▸ **TASK TO COMPLETE**
Write out the items below as a JSON list of strings, one string per line, from the first line through the line containing "latin-text-run: 3. [131,1783,147,1803]", with both included and blank lines omitted.
------ AVAILABLE RECORDS
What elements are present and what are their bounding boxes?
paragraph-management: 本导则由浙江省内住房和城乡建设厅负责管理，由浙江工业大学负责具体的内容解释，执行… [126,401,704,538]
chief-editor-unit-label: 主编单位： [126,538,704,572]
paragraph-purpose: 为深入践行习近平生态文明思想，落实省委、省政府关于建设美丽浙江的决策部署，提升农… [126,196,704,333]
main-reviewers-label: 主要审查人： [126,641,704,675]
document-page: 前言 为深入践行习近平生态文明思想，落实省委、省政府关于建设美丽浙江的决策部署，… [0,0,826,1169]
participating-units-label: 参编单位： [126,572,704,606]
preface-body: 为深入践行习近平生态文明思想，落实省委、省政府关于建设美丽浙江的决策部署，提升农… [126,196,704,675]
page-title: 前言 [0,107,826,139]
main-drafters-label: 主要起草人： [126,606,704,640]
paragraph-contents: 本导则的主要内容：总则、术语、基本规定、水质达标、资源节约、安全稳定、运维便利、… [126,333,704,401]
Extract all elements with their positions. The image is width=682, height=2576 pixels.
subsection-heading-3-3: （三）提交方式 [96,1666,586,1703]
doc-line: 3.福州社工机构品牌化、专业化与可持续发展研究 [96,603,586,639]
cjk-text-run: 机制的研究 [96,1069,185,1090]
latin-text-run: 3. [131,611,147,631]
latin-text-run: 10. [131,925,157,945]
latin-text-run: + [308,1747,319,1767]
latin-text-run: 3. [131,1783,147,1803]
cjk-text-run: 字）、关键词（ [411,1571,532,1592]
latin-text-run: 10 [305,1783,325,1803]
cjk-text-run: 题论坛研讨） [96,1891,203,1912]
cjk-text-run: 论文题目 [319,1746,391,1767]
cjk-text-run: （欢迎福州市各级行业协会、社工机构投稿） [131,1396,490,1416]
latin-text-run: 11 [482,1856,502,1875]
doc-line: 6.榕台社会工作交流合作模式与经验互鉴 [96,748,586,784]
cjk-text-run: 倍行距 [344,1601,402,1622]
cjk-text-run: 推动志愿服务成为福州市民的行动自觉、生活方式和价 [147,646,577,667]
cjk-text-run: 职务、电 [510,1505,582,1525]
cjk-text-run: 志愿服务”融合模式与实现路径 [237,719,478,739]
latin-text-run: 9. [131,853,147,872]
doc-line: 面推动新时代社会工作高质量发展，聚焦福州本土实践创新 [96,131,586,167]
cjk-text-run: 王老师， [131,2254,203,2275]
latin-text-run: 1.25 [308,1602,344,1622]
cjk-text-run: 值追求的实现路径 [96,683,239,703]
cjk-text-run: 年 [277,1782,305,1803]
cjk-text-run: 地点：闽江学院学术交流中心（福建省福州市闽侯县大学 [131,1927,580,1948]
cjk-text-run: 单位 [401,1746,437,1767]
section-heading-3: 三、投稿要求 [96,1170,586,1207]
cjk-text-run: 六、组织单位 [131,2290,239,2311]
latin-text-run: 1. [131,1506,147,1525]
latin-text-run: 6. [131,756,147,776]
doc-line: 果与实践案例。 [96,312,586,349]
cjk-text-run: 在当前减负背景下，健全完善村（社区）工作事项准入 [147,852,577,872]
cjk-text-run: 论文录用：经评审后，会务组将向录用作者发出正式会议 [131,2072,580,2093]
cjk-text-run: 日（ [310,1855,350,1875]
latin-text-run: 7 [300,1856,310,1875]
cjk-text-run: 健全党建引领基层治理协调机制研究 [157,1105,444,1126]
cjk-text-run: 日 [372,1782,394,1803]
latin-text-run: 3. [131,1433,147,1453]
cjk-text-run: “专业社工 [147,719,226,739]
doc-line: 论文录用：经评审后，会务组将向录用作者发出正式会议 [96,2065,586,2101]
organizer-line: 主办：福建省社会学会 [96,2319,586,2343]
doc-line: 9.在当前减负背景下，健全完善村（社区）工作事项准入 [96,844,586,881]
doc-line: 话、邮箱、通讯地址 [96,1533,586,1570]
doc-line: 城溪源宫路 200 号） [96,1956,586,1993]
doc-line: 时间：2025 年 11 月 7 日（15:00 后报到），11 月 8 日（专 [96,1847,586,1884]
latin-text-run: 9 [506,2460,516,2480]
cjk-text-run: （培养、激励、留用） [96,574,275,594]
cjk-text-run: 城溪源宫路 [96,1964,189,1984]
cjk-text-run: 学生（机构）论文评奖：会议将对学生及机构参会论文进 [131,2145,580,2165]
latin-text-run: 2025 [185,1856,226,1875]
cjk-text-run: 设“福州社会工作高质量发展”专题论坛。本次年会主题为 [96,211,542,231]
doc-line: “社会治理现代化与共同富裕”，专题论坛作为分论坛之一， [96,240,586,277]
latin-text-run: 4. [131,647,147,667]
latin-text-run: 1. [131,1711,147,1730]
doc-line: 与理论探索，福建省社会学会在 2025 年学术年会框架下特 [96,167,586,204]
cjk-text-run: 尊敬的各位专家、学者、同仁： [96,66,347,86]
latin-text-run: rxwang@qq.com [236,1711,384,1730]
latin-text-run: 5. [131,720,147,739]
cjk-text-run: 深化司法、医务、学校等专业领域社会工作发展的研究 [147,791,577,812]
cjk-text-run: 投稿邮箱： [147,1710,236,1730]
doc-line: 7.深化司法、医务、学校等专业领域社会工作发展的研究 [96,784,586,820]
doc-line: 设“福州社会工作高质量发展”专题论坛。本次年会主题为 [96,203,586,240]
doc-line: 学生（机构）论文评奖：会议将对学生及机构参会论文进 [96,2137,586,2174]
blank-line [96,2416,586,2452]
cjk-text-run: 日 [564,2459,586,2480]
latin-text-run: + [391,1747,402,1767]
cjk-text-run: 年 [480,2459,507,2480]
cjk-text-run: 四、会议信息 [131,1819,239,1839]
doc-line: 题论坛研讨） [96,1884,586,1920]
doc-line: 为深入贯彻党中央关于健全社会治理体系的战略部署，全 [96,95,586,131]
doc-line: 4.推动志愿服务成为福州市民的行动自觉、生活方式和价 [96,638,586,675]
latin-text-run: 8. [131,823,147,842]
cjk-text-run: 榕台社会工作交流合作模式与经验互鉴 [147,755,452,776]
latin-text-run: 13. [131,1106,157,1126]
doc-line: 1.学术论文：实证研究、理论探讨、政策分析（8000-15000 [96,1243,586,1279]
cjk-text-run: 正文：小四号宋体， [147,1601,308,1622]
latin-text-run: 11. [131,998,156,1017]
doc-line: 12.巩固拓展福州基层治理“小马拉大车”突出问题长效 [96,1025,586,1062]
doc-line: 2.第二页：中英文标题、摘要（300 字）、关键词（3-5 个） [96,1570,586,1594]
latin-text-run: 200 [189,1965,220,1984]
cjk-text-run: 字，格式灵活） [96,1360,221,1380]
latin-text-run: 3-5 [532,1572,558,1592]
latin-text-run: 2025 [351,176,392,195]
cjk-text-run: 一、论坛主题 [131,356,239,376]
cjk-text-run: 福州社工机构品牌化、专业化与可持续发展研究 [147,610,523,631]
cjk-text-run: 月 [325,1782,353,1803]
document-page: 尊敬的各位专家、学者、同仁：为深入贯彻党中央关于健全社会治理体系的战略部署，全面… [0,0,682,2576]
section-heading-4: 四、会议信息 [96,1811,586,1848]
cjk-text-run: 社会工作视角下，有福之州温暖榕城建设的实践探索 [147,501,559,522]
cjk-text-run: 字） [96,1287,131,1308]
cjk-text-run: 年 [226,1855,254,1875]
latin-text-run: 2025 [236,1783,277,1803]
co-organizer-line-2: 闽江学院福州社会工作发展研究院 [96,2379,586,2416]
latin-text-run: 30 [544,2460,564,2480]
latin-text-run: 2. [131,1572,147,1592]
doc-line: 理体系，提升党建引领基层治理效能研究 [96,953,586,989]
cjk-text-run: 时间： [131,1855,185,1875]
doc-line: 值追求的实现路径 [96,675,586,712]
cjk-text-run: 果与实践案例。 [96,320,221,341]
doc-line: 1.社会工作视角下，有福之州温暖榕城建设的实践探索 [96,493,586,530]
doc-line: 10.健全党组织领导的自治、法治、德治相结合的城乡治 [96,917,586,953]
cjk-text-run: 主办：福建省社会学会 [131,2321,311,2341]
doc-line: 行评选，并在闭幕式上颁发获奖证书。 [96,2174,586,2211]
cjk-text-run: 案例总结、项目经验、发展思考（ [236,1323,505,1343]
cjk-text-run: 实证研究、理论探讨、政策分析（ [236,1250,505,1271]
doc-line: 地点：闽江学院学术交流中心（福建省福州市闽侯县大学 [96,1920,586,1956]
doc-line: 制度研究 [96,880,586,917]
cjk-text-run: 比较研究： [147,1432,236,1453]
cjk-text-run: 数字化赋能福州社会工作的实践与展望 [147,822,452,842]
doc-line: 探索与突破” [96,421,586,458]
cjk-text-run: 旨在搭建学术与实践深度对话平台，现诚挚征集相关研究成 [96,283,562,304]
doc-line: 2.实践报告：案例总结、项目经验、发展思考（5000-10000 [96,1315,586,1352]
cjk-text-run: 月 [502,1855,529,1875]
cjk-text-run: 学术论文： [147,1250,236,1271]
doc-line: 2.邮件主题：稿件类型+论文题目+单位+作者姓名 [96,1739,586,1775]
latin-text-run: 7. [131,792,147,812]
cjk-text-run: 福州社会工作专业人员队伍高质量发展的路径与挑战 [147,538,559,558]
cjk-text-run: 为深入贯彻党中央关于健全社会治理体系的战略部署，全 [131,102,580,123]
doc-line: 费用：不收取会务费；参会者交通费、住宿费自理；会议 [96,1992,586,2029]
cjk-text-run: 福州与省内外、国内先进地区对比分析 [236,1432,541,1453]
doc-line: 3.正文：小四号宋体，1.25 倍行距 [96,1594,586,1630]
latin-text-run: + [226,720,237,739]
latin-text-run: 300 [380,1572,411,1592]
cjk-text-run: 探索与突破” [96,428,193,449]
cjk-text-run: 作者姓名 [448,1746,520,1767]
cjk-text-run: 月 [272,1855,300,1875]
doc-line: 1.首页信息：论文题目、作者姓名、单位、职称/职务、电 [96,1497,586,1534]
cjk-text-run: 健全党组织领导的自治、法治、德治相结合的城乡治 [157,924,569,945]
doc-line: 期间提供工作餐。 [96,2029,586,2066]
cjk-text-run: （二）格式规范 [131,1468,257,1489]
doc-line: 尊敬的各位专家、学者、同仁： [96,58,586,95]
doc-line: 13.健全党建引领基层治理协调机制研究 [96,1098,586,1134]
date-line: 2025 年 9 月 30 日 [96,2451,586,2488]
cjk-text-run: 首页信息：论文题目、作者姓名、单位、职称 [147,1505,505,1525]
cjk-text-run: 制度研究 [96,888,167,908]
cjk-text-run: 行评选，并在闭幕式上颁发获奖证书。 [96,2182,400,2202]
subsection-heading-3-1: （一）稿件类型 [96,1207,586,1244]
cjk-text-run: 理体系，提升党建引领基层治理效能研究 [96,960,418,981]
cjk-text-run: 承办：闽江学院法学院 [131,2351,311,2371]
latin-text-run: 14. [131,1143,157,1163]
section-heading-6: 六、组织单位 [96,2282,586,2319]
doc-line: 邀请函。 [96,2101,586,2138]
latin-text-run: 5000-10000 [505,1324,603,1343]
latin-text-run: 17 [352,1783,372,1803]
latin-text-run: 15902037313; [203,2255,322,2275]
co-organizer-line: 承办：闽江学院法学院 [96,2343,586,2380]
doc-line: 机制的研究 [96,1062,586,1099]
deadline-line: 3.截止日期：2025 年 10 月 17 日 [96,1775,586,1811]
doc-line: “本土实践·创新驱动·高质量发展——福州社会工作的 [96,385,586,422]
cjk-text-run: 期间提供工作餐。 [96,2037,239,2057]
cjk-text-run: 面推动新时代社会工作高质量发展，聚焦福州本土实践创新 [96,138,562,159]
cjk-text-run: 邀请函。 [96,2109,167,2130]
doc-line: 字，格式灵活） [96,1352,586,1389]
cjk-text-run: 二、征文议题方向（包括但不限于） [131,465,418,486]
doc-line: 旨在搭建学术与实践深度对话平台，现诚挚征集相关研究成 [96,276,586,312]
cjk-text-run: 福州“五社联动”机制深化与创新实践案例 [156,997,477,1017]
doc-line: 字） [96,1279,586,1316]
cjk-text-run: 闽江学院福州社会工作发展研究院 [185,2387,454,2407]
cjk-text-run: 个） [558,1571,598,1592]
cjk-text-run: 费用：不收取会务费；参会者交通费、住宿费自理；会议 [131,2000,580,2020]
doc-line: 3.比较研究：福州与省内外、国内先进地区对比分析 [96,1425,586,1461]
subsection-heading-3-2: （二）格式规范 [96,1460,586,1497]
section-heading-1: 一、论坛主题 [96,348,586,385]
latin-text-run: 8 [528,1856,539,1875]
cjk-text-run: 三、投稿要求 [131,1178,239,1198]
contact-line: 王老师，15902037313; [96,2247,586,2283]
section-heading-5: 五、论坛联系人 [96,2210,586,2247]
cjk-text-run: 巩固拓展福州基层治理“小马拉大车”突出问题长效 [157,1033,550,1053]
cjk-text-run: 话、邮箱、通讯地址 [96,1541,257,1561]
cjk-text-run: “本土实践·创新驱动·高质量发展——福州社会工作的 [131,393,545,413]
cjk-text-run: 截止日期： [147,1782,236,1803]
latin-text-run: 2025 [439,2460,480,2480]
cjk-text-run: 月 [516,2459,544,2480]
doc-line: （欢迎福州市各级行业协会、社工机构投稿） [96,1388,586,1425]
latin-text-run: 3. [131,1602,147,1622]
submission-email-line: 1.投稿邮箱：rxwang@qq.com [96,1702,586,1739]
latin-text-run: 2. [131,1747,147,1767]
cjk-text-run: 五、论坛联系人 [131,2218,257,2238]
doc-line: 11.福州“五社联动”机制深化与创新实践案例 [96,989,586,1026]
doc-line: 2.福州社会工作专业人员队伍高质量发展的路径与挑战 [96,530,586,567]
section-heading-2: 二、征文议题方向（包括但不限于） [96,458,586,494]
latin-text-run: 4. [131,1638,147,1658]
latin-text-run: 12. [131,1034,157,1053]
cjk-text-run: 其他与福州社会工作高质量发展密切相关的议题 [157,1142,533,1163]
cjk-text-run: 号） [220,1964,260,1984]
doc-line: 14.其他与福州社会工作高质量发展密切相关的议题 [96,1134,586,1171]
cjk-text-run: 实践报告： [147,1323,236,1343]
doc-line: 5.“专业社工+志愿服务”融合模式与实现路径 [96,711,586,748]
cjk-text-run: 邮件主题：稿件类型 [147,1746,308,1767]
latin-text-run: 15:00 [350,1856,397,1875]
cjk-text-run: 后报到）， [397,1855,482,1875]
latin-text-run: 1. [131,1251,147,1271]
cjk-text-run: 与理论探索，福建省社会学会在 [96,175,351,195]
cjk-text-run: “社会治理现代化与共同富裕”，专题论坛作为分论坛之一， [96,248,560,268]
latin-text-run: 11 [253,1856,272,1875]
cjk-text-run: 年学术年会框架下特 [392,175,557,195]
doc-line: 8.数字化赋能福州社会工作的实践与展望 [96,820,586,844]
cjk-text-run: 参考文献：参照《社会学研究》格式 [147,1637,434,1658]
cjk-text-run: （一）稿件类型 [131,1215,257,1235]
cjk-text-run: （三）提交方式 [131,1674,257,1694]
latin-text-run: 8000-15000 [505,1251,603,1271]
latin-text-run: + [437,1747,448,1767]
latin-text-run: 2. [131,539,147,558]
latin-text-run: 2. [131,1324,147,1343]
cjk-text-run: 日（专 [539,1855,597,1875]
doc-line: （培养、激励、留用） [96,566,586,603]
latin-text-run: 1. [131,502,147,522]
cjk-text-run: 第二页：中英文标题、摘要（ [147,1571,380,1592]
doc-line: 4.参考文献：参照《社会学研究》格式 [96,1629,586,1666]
------------
▸ **TASK OUTPUT**
[
  "What elements are present and what are their bounding boxes?",
  "paragraph-management: 本导则由浙江省内住房和城乡建设厅负责管理，由浙江工业大学负责具体的内容解释，执行… [126,401,704,538]",
  "chief-editor-unit-label: 主编单位： [126,538,704,572]",
  "paragraph-purpose: 为深入践行习近平生态文明思想，落实省委、省政府关于建设美丽浙江的决策部署，提升农… [126,196,704,333]",
  "main-reviewers-label: 主要审查人： [126,641,704,675]",
  "document-page: 前言 为深入践行习近平生态文明思想，落实省委、省政府关于建设美丽浙江的决策部署，… [0,0,826,1169]",
  "participating-units-label: 参编单位： [126,572,704,606]",
  "preface-body: 为深入践行习近平生态文明思想，落实省委、省政府关于建设美丽浙江的决策部署，提升农… [126,196,704,675]",
  "page-title: 前言 [0,107,826,139]",
  "main-drafters-label: 主要起草人： [126,606,704,640]",
  "paragraph-contents: 本导则的主要内容：总则、术语、基本规定、水质达标、资源节约、安全稳定、运维便利、… [126,333,704,401]",
  "Extract all elements with their positions. The image is width=682, height=2576 pixels.",
  "subsection-heading-3-3: （三）提交方式 [96,1666,586,1703]",
  "doc-line: 3.福州社工机构品牌化、专业化与可持续发展研究 [96,603,586,639]",
  "cjk-text-run: 机制的研究 [96,1069,185,1090]",
  "latin-text-run: 3. [131,611,147,631]",
  "latin-text-run: 10. [131,925,157,945]",
  "latin-text-run: + [308,1747,319,1767]",
  "latin-text-run: 3. [131,1783,147,1803]"
]